** BEGIN MATERIAL SUPPLIED **

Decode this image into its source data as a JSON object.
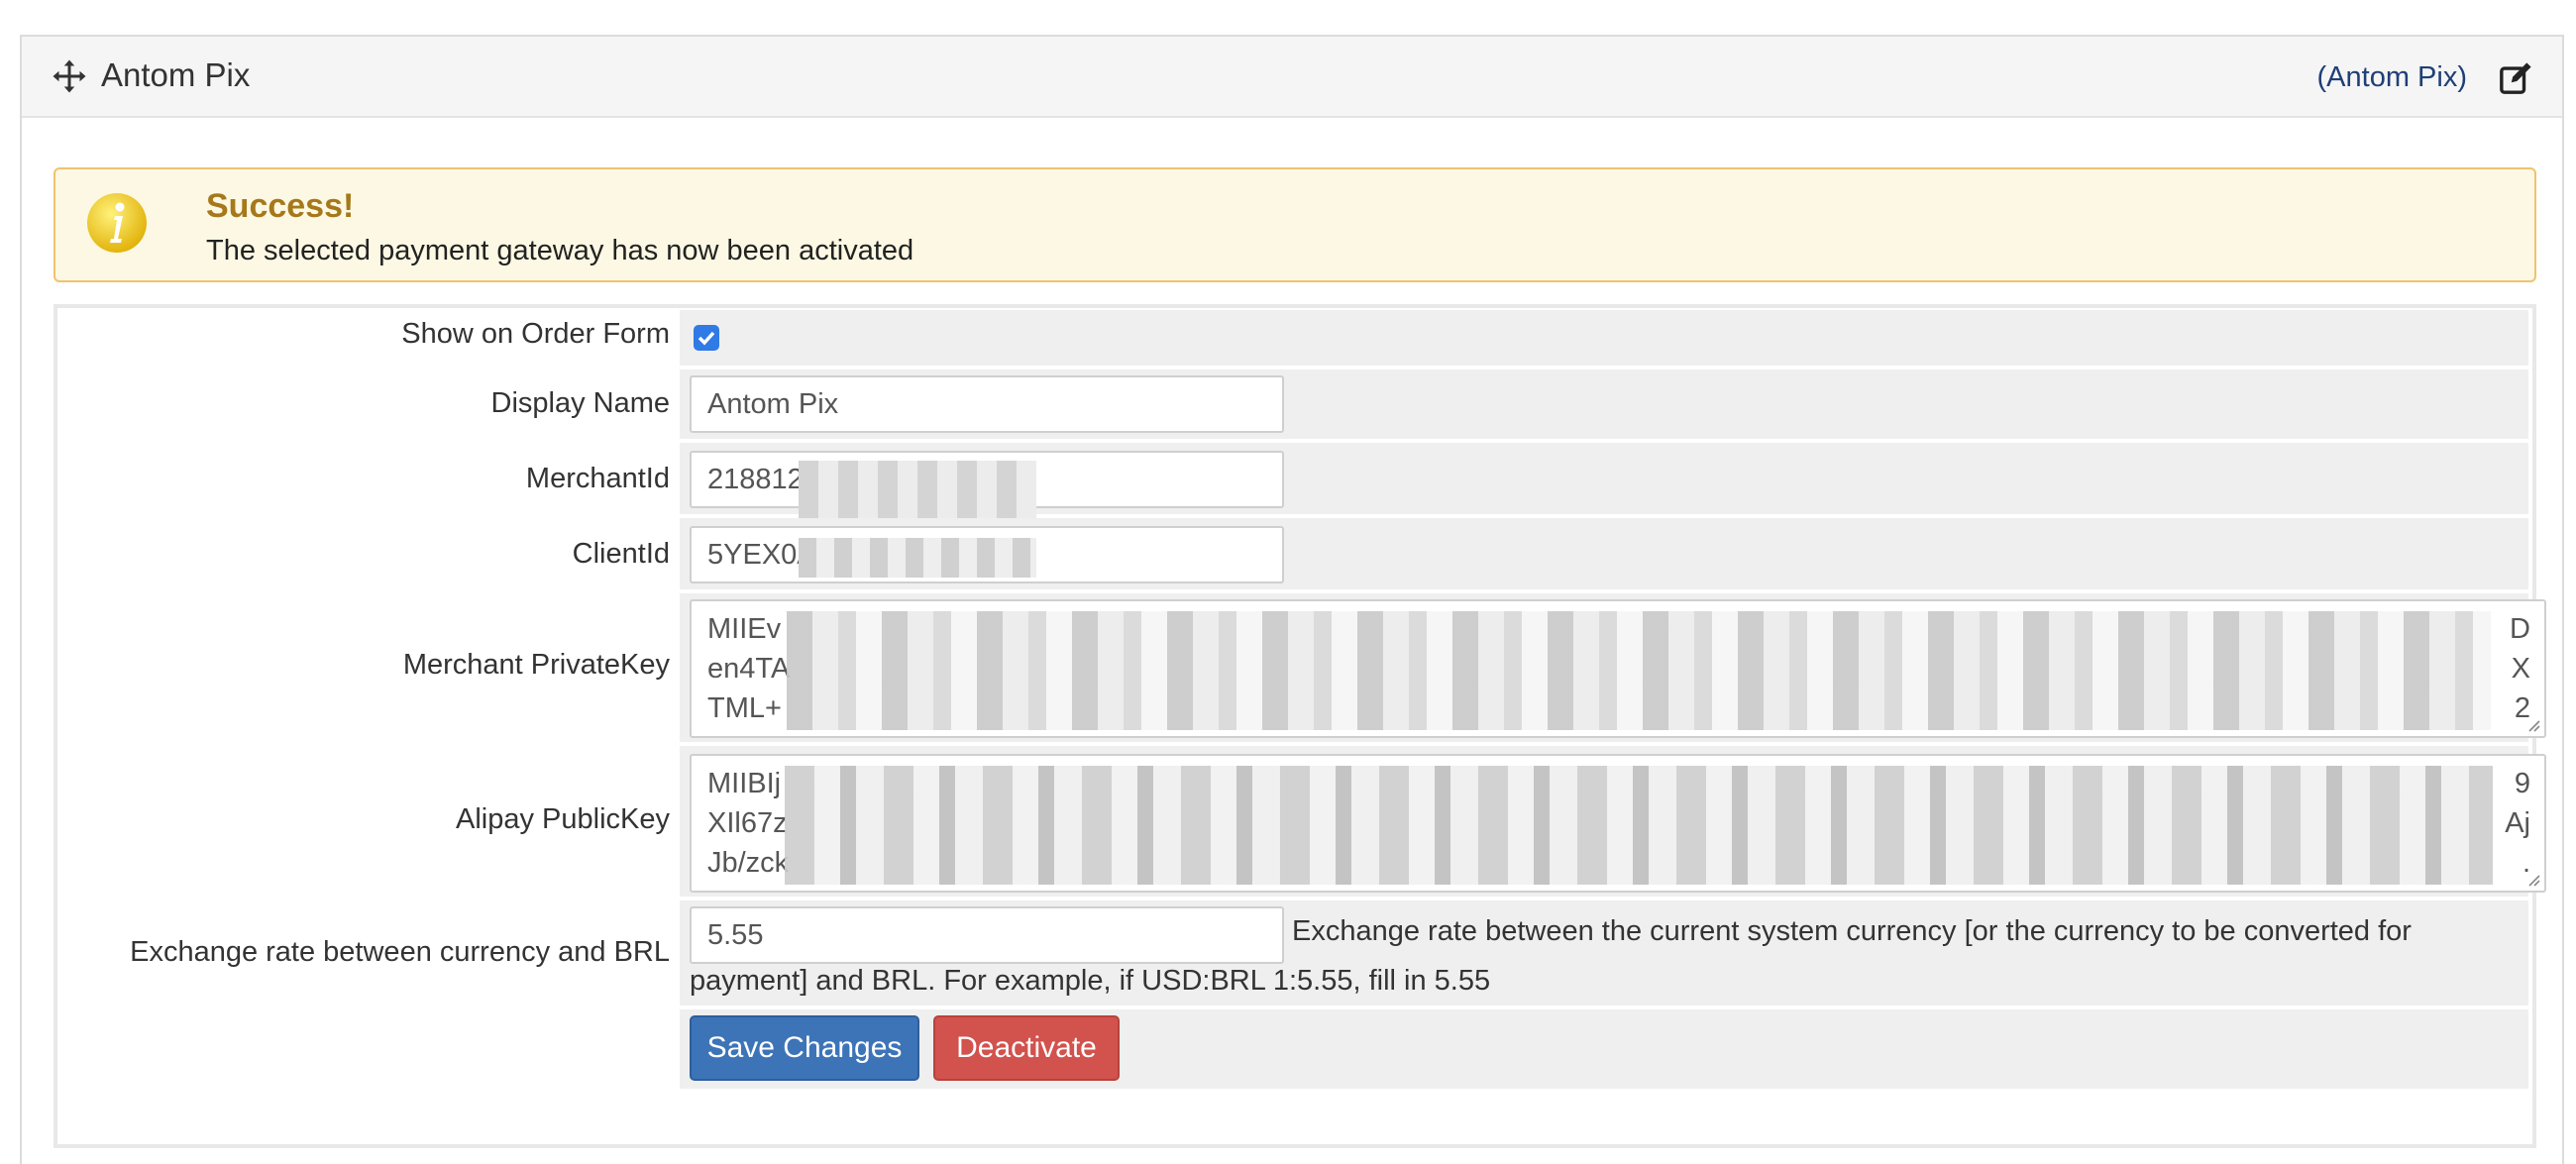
{
  "panel": {
    "title": "Antom Pix",
    "header_link": "(Antom Pix)"
  },
  "alert": {
    "title": "Success!",
    "message": "The selected payment gateway has now been activated"
  },
  "form": {
    "show_on_order_form": {
      "label": "Show on Order Form",
      "checked": true
    },
    "display_name": {
      "label": "Display Name",
      "value": "Antom Pix"
    },
    "merchant_id": {
      "label": "MerchantId",
      "value": "2188120"
    },
    "client_id": {
      "label": "ClientId",
      "value": "5YEX0A3"
    },
    "merchant_private_key": {
      "label": "Merchant PrivateKey",
      "lines": [
        "MIIEv",
        "en4TA",
        "TML+"
      ],
      "line_ends": [
        "D",
        "X",
        "2"
      ]
    },
    "alipay_public_key": {
      "label": "Alipay PublicKey",
      "lines": [
        "MIIBIj",
        "XIl67z",
        "Jb/zck"
      ],
      "line_ends": [
        "9",
        "Aj",
        "."
      ]
    },
    "exchange_rate": {
      "label": "Exchange rate between currency and BRL",
      "value": "5.55",
      "help_line1": "Exchange rate between the current system currency [or the currency to be converted for",
      "help_line2": "payment] and BRL. For example, if USD:BRL 1:5.55, fill in 5.55"
    },
    "buttons": {
      "save": "Save Changes",
      "deactivate": "Deactivate"
    }
  },
  "colors": {
    "primary": "#3d74b8",
    "danger": "#d2524d",
    "alert_bg": "#fcf8e3",
    "alert_title": "#a6781a",
    "link": "#1f3f75"
  }
}
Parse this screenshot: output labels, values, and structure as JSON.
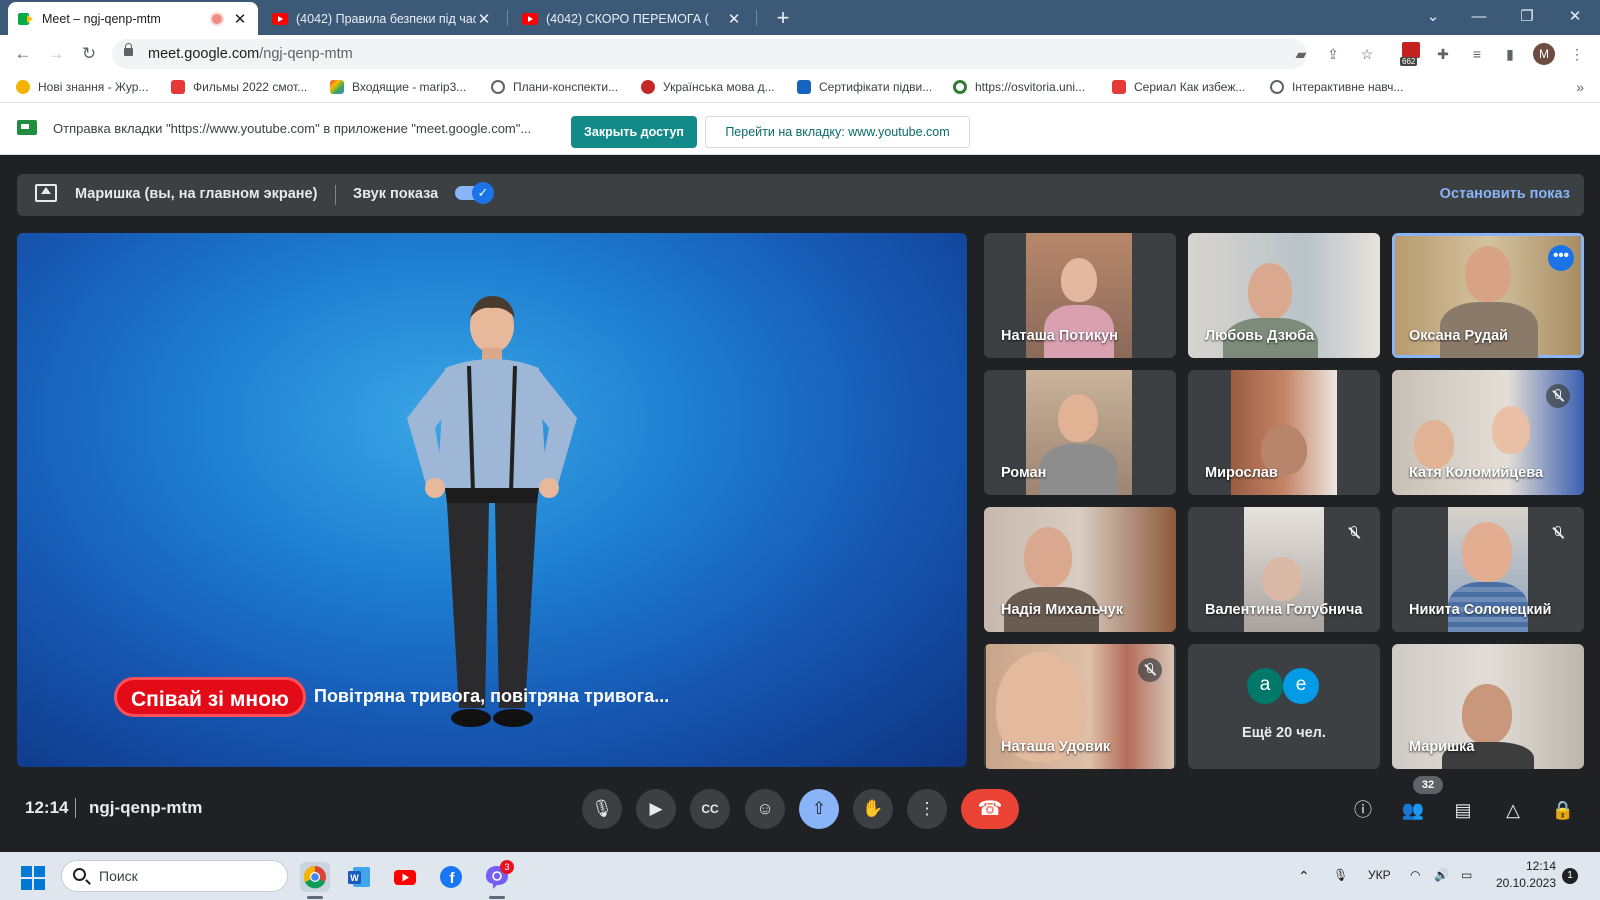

** END MATERIAL SUPPLIED **

▶ [STATED TASK]:
Copy out each line exactly, without the pictures.

▶ [THE REPLY]:
Decode this image into its source data as a JSON object.
{
  "panel": {
    "title": "Antom Pix",
    "header_link": "(Antom Pix)"
  },
  "alert": {
    "title": "Success!",
    "message": "The selected payment gateway has now been activated"
  },
  "form": {
    "show_on_order_form": {
      "label": "Show on Order Form",
      "checked": true
    },
    "display_name": {
      "label": "Display Name",
      "value": "Antom Pix"
    },
    "merchant_id": {
      "label": "MerchantId",
      "value": "2188120"
    },
    "client_id": {
      "label": "ClientId",
      "value": "5YEX0A3"
    },
    "merchant_private_key": {
      "label": "Merchant PrivateKey",
      "lines": [
        "MIIEv",
        "en4TA",
        "TML+"
      ],
      "line_ends": [
        "D",
        "X",
        "2"
      ]
    },
    "alipay_public_key": {
      "label": "Alipay PublicKey",
      "lines": [
        "MIIBIj",
        "XIl67z",
        "Jb/zck"
      ],
      "line_ends": [
        "9",
        "Aj",
        "."
      ]
    },
    "exchange_rate": {
      "label": "Exchange rate between currency and BRL",
      "value": "5.55",
      "help_line1": "Exchange rate between the current system currency [or the currency to be converted for",
      "help_line2": "payment] and BRL. For example, if USD:BRL 1:5.55, fill in 5.55"
    },
    "buttons": {
      "save": "Save Changes",
      "deactivate": "Deactivate"
    }
  },
  "colors": {
    "primary": "#3d74b8",
    "danger": "#d2524d",
    "alert_bg": "#fcf8e3",
    "alert_title": "#a6781a",
    "link": "#1f3f75"
  }
}
Parse this screenshot: output labels, values, and structure as JSON.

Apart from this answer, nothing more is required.